WHAT TO DO — Your task is to output the data exactly as it stands.

═══ GIVEN ENTRIES ═══

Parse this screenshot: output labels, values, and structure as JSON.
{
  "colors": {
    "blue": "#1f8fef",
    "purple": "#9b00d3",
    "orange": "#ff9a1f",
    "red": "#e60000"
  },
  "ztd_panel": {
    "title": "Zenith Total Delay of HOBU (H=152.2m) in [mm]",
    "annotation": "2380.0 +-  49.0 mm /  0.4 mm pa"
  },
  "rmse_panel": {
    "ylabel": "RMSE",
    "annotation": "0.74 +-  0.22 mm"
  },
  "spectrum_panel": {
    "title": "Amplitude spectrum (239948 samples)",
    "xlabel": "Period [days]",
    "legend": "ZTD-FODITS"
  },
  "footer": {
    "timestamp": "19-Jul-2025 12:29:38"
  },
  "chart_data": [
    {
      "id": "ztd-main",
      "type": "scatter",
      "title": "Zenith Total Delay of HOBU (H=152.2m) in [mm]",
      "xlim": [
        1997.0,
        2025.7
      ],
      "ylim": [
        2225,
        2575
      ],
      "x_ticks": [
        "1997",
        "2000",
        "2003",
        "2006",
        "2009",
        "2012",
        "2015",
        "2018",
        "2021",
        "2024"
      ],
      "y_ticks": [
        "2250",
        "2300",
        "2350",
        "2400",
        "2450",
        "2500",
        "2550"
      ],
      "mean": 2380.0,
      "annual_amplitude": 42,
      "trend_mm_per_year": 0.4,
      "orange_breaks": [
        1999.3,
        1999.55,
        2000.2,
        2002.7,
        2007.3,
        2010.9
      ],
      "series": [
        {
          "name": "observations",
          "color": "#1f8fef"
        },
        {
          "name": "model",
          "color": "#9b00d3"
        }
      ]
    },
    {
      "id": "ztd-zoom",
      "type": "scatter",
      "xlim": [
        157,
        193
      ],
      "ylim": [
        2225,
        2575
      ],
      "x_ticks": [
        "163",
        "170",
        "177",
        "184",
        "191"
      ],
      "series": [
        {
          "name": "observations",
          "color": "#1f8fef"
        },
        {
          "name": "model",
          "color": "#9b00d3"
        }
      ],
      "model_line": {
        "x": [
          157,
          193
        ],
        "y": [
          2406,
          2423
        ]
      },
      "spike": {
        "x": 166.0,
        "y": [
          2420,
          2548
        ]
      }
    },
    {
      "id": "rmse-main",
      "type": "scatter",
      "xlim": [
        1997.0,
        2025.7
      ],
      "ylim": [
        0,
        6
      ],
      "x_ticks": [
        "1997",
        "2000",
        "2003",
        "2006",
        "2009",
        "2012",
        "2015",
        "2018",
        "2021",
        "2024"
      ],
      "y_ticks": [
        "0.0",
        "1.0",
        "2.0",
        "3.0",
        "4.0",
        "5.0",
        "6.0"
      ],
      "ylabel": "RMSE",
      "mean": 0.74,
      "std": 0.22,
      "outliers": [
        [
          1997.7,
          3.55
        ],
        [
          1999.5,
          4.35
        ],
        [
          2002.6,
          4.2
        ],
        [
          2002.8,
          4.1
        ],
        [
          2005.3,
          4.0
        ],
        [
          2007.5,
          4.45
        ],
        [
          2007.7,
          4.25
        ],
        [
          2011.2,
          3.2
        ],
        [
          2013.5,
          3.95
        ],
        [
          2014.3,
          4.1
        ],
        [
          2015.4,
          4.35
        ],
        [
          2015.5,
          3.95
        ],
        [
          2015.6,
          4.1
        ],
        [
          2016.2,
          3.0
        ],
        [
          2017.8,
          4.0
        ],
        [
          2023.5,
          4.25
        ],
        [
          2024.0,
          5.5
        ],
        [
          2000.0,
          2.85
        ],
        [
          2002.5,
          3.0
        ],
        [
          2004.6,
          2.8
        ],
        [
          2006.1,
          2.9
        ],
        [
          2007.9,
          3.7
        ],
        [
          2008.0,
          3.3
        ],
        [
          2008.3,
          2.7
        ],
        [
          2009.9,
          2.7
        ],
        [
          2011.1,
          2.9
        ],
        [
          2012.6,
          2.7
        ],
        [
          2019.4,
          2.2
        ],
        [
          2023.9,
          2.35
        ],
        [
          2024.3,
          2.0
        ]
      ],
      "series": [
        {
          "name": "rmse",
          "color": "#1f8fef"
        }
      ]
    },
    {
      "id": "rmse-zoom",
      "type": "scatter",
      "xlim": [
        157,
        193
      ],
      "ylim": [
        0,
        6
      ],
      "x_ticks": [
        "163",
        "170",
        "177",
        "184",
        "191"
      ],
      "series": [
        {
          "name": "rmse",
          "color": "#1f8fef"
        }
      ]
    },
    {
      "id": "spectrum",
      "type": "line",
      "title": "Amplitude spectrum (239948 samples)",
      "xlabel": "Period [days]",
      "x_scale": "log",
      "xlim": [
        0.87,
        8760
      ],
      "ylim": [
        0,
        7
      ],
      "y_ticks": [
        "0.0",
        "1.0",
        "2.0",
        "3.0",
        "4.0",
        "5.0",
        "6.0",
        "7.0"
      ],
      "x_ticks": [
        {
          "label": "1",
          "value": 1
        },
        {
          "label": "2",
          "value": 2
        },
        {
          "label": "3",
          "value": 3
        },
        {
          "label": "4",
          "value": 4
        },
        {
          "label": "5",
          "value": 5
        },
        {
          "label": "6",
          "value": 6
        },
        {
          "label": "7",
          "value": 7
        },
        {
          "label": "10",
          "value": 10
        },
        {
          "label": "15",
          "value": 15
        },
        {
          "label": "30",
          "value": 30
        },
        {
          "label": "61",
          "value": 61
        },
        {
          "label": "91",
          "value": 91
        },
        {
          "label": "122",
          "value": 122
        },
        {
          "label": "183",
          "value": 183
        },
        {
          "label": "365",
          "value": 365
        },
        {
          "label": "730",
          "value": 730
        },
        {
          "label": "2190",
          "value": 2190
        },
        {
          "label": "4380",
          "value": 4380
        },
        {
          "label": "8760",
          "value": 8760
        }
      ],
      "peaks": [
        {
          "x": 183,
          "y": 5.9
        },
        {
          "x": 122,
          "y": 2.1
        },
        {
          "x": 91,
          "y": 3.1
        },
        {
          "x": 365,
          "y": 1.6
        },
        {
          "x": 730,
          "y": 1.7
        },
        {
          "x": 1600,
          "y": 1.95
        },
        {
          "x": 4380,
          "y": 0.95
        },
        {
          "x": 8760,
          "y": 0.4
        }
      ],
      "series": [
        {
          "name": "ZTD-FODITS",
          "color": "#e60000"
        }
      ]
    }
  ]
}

═══

RESULT OF THIS TASK —
Parse this screenshot: output labels, values, and structure as JSON.
{
  "colors": {
    "blue": "#1f8fef",
    "purple": "#9b00d3",
    "orange": "#ff9a1f",
    "red": "#e60000"
  },
  "ztd_panel": {
    "title": "Zenith Total Delay of HOBU (H=152.2m) in [mm]",
    "annotation": "2380.0 +-  49.0 mm /  0.4 mm pa"
  },
  "rmse_panel": {
    "ylabel": "RMSE",
    "annotation": "0.74 +-  0.22 mm"
  },
  "spectrum_panel": {
    "title": "Amplitude spectrum (239948 samples)",
    "xlabel": "Period [days]",
    "legend": "ZTD-FODITS"
  },
  "footer": {
    "timestamp": "19-Jul-2025 12:29:38"
  },
  "chart_data": [
    {
      "id": "ztd-main",
      "type": "scatter",
      "title": "Zenith Total Delay of HOBU (H=152.2m) in [mm]",
      "xlim": [
        1997.0,
        2025.7
      ],
      "ylim": [
        2225,
        2575
      ],
      "x_ticks": [
        "1997",
        "2000",
        "2003",
        "2006",
        "2009",
        "2012",
        "2015",
        "2018",
        "2021",
        "2024"
      ],
      "y_ticks": [
        "2250",
        "2300",
        "2350",
        "2400",
        "2450",
        "2500",
        "2550"
      ],
      "mean": 2380.0,
      "annual_amplitude": 42,
      "trend_mm_per_year": 0.4,
      "orange_breaks": [
        1999.3,
        1999.55,
        2000.2,
        2002.7,
        2007.3,
        2010.9
      ],
      "series": [
        {
          "name": "observations",
          "color": "#1f8fef"
        },
        {
          "name": "model",
          "color": "#9b00d3"
        }
      ]
    },
    {
      "id": "ztd-zoom",
      "type": "scatter",
      "xlim": [
        157,
        193
      ],
      "ylim": [
        2225,
        2575
      ],
      "x_ticks": [
        "163",
        "170",
        "177",
        "184",
        "191"
      ],
      "series": [
        {
          "name": "observations",
          "color": "#1f8fef"
        },
        {
          "name": "model",
          "color": "#9b00d3"
        }
      ],
      "model_line": {
        "x": [
          157,
          193
        ],
        "y": [
          2406,
          2423
        ]
      },
      "spike": {
        "x": 166.0,
        "y": [
          2420,
          2548
        ]
      }
    },
    {
      "id": "rmse-main",
      "type": "scatter",
      "xlim": [
        1997.0,
        2025.7
      ],
      "ylim": [
        0,
        6
      ],
      "x_ticks": [
        "1997",
        "2000",
        "2003",
        "2006",
        "2009",
        "2012",
        "2015",
        "2018",
        "2021",
        "2024"
      ],
      "y_ticks": [
        "0.0",
        "1.0",
        "2.0",
        "3.0",
        "4.0",
        "5.0",
        "6.0"
      ],
      "ylabel": "RMSE",
      "mean": 0.74,
      "std": 0.22,
      "outliers": [
        [
          1997.7,
          3.55
        ],
        [
          1999.5,
          4.35
        ],
        [
          2002.6,
          4.2
        ],
        [
          2002.8,
          4.1
        ],
        [
          2005.3,
          4.0
        ],
        [
          2007.5,
          4.45
        ],
        [
          2007.7,
          4.25
        ],
        [
          2011.2,
          3.2
        ],
        [
          2013.5,
          3.95
        ],
        [
          2014.3,
          4.1
        ],
        [
          2015.4,
          4.35
        ],
        [
          2015.5,
          3.95
        ],
        [
          2015.6,
          4.1
        ],
        [
          2016.2,
          3.0
        ],
        [
          2017.8,
          4.0
        ],
        [
          2023.5,
          4.25
        ],
        [
          2024.0,
          5.5
        ],
        [
          2000.0,
          2.85
        ],
        [
          2002.5,
          3.0
        ],
        [
          2004.6,
          2.8
        ],
        [
          2006.1,
          2.9
        ],
        [
          2007.9,
          3.7
        ],
        [
          2008.0,
          3.3
        ],
        [
          2008.3,
          2.7
        ],
        [
          2009.9,
          2.7
        ],
        [
          2011.1,
          2.9
        ],
        [
          2012.6,
          2.7
        ],
        [
          2019.4,
          2.2
        ],
        [
          2023.9,
          2.35
        ],
        [
          2024.3,
          2.0
        ]
      ],
      "series": [
        {
          "name": "rmse",
          "color": "#1f8fef"
        }
      ]
    },
    {
      "id": "rmse-zoom",
      "type": "scatter",
      "xlim": [
        157,
        193
      ],
      "ylim": [
        0,
        6
      ],
      "x_ticks": [
        "163",
        "170",
        "177",
        "184",
        "191"
      ],
      "series": [
        {
          "name": "rmse",
          "color": "#1f8fef"
        }
      ]
    },
    {
      "id": "spectrum",
      "type": "line",
      "title": "Amplitude spectrum (239948 samples)",
      "xlabel": "Period [days]",
      "x_scale": "log",
      "xlim": [
        0.87,
        8760
      ],
      "ylim": [
        0,
        7
      ],
      "y_ticks": [
        "0.0",
        "1.0",
        "2.0",
        "3.0",
        "4.0",
        "5.0",
        "6.0",
        "7.0"
      ],
      "x_ticks": [
        {
          "label": "1",
          "value": 1
        },
        {
          "label": "2",
          "value": 2
        },
        {
          "label": "3",
          "value": 3
        },
        {
          "label": "4",
          "value": 4
        },
        {
          "label": "5",
          "value": 5
        },
        {
          "label": "6",
          "value": 6
        },
        {
          "label": "7",
          "value": 7
        },
        {
          "label": "10",
          "value": 10
        },
        {
          "label": "15",
          "value": 15
        },
        {
          "label": "30",
          "value": 30
        },
        {
          "label": "61",
          "value": 61
        },
        {
          "label": "91",
          "value": 91
        },
        {
          "label": "122",
          "value": 122
        },
        {
          "label": "183",
          "value": 183
        },
        {
          "label": "365",
          "value": 365
        },
        {
          "label": "730",
          "value": 730
        },
        {
          "label": "2190",
          "value": 2190
        },
        {
          "label": "4380",
          "value": 4380
        },
        {
          "label": "8760",
          "value": 8760
        }
      ],
      "peaks": [
        {
          "x": 183,
          "y": 5.9
        },
        {
          "x": 122,
          "y": 2.1
        },
        {
          "x": 91,
          "y": 3.1
        },
        {
          "x": 365,
          "y": 1.6
        },
        {
          "x": 730,
          "y": 1.7
        },
        {
          "x": 1600,
          "y": 1.95
        },
        {
          "x": 4380,
          "y": 0.95
        },
        {
          "x": 8760,
          "y": 0.4
        }
      ],
      "series": [
        {
          "name": "ZTD-FODITS",
          "color": "#e60000"
        }
      ]
    }
  ]
}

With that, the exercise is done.